* _Lijst met taken_:
**A)** Op grond van welk wetsartikel is Home Energy Nederland volgens de tekst over het griffierecht in hoger beroep tweemaal griffierecht verschuldigd?
**B)** Leg uit waarom de rechtbank volgens de tekst over het griffierecht terecht tweemaal griffierecht heeft geheven.
**C)** Hervat de tekst over het griffierecht na de laatste zin.

5. Home Energy Nederland betoogt tot slot eveneens tevergeefs dat de rechtbank ten onrechte griffierecht heeft geheven in zowel zaak nr. 11/850, waarvan de uitspraak hier ter beoordeling voorligt, als in zaak nr. 11/849, waarop het hoger beroep geregistreerd onder zaak nr.
201202572/1/A2betrekking heeft. Aangezien de zaken betrekking hebben op de intrekking van twee afzonderlijke besluiten tot subsidieverlening voor twee verschillende projecten, is geen sprake van samenhangende besluiten als bedoeld in artikel 8:41, eerste lid, van de Algemene wet bestuursrecht. De rechtbank heeft derhalve terecht tweemaal griffierecht geheven. Gelet hierop en nu Home Energy Nederland hoger beroep heeft ingesteld tegen de twee uitspraken van de rechtbank in die zaken, is zij ook in hoger beroep ingevolge artikel 40, eerste lid, van de Wet op de Raad van State tweemaal griffierecht verschuldigd.

[Items uit de dataset]
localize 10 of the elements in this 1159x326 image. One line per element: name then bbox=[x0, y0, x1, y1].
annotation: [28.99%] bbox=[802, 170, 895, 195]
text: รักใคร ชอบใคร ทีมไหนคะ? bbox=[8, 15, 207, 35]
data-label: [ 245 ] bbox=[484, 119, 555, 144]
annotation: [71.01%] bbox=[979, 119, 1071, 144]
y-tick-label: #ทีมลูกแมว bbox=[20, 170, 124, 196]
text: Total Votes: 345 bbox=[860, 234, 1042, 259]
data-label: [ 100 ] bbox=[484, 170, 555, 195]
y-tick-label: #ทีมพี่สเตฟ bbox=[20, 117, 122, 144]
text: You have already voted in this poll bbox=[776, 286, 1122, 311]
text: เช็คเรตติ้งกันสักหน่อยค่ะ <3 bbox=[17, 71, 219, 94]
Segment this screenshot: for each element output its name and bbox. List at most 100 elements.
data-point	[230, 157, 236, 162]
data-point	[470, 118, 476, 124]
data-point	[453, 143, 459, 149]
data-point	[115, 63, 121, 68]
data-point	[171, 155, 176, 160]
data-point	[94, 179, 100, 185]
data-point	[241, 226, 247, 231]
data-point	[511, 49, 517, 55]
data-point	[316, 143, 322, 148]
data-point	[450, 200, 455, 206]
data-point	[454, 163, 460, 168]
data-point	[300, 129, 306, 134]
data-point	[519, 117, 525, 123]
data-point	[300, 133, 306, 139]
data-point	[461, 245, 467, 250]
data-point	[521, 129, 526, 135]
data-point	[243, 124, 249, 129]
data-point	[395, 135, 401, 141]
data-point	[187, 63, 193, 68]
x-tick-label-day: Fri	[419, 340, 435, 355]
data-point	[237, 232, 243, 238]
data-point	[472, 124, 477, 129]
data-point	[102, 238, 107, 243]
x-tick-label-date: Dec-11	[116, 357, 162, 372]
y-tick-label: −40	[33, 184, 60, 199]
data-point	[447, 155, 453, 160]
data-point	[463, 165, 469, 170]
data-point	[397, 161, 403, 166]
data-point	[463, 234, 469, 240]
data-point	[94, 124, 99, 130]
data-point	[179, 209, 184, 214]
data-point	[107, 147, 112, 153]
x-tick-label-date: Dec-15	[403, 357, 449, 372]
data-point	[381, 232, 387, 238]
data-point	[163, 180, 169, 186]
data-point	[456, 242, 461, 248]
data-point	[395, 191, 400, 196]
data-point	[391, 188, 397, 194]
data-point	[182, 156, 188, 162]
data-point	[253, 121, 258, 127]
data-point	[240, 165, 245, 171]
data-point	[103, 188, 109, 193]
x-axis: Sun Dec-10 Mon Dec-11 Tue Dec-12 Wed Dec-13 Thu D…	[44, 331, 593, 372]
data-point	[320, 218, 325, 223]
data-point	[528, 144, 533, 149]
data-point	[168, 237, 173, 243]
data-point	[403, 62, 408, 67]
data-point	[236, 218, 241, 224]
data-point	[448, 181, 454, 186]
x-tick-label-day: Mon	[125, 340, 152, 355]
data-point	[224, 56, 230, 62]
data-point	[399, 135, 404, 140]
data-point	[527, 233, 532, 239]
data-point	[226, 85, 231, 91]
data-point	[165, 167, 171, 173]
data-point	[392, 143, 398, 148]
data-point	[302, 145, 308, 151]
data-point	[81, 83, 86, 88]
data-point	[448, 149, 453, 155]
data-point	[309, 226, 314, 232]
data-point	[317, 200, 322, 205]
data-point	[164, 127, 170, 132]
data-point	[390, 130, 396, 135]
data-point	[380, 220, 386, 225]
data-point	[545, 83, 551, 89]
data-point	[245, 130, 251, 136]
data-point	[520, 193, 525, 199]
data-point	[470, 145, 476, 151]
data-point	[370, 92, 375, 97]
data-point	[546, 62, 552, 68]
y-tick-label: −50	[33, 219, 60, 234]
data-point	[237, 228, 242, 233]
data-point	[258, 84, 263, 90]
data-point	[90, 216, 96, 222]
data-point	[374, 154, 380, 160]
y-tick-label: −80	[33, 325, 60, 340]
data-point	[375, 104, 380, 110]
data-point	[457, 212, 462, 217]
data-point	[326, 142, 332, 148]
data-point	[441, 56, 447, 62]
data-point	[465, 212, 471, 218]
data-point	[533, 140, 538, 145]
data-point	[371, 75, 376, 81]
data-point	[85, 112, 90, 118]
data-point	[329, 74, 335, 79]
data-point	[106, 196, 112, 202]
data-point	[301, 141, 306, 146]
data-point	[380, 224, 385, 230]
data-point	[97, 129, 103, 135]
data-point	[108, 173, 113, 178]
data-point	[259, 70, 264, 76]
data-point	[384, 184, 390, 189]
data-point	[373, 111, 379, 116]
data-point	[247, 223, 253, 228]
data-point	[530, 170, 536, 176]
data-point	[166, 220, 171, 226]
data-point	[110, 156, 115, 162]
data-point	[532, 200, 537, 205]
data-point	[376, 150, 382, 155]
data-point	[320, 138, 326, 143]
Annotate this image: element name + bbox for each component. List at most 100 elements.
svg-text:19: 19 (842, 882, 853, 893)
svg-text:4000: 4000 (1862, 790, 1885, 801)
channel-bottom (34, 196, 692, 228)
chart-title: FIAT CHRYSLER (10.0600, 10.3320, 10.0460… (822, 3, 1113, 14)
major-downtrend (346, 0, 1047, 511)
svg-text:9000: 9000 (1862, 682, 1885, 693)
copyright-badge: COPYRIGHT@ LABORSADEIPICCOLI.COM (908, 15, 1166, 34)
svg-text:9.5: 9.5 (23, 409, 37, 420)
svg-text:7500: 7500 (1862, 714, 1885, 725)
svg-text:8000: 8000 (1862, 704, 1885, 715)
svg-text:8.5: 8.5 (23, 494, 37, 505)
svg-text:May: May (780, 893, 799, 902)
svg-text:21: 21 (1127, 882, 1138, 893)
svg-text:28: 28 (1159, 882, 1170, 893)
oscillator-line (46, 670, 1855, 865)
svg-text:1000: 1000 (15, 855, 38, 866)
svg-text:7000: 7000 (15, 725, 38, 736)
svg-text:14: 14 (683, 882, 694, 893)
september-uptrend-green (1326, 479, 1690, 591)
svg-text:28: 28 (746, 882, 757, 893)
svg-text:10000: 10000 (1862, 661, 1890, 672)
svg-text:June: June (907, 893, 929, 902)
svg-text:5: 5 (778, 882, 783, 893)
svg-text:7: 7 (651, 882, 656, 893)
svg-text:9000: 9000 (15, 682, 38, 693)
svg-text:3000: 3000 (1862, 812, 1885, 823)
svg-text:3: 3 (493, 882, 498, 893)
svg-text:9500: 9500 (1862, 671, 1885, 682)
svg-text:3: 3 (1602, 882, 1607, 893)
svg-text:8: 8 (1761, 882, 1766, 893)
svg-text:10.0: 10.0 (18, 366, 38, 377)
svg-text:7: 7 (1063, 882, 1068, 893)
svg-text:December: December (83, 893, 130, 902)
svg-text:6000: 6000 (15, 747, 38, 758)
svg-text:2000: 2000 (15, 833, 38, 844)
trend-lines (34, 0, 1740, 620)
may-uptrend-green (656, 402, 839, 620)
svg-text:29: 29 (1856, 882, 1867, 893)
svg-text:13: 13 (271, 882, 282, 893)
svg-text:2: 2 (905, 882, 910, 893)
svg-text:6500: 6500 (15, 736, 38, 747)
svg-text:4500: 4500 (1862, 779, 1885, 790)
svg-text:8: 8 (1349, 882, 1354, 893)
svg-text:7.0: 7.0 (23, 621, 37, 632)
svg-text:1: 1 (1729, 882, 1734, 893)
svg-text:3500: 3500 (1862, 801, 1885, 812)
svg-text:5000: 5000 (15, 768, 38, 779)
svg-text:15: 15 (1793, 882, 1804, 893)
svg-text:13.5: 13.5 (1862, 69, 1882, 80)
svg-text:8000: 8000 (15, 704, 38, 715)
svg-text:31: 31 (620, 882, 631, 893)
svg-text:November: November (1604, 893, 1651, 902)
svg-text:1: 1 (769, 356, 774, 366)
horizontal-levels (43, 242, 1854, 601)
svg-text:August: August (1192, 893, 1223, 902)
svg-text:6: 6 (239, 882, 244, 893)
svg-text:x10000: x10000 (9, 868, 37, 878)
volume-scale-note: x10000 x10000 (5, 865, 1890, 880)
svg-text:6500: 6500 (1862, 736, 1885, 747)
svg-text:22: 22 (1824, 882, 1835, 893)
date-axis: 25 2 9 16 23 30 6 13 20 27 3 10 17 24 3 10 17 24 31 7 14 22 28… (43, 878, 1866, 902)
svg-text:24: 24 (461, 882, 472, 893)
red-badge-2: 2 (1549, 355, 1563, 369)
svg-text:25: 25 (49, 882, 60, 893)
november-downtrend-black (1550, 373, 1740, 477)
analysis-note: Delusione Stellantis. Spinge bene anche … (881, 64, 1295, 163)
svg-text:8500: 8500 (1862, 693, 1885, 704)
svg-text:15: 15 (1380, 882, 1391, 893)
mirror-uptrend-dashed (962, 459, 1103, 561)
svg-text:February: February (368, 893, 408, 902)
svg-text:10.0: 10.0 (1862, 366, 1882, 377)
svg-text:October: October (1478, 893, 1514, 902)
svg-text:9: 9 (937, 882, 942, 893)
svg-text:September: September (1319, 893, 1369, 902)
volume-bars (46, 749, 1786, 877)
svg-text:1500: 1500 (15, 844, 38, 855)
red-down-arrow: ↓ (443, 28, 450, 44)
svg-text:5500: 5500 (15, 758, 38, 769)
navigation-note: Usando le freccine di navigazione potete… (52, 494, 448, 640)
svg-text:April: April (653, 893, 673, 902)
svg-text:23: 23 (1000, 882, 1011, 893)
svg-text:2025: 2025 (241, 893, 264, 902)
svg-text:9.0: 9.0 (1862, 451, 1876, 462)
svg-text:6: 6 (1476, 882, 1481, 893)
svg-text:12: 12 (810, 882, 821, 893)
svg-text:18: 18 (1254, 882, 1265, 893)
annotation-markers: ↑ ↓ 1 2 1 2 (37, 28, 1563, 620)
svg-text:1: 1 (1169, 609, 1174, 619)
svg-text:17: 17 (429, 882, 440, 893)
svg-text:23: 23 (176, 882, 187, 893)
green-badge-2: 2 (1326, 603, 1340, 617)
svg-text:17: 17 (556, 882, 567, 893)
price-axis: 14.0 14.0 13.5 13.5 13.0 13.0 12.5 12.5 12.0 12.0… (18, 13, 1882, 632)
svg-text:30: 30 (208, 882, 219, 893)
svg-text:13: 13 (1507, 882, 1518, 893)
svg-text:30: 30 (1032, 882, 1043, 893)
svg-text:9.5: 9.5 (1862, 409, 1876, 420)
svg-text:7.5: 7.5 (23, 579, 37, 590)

* _Antwoorden per taak_:
**A)** Op grond van artikel 40, eerste lid, van de Wet op de Raad van State.

**B)** De zaken gaan over de intrekking van twee afzonderlijke besluiten tot subsidieverlening voor twee verschillende projecten. Daardoor is geen sprake van samenhangende besluiten als bedoeld in artikel 8:41, eerste lid, van de Algemene wet bestuursrecht.

**C)**
6. Het hoger beroep is ongegrond. De aangevallen uitspraak dient te worden bevestigd.
7. Voor een proceskostenveroordeling bestaat geen aanleiding.
Beslissing
De Afdeling bestuursrechtspraak van de Raad van State
Recht doende in naam der Koningin:
bevestigt de aangevallen uitspraak.
Aldus vastgesteld door mr. P.B.M.J. van der Beek-Gillessen, voorzitter, en mr. N. Verheij en mr. A. Hammerstein, leden, in tegenwoordigheid van mr. A.J. Jansen, ambtenaar van staat.
w.g. Van der Beek-Gillessen w.g. Jansen
voorzitter ambtenaar van staat
Uitgesproken in het openbaar op 26 september 2012
609.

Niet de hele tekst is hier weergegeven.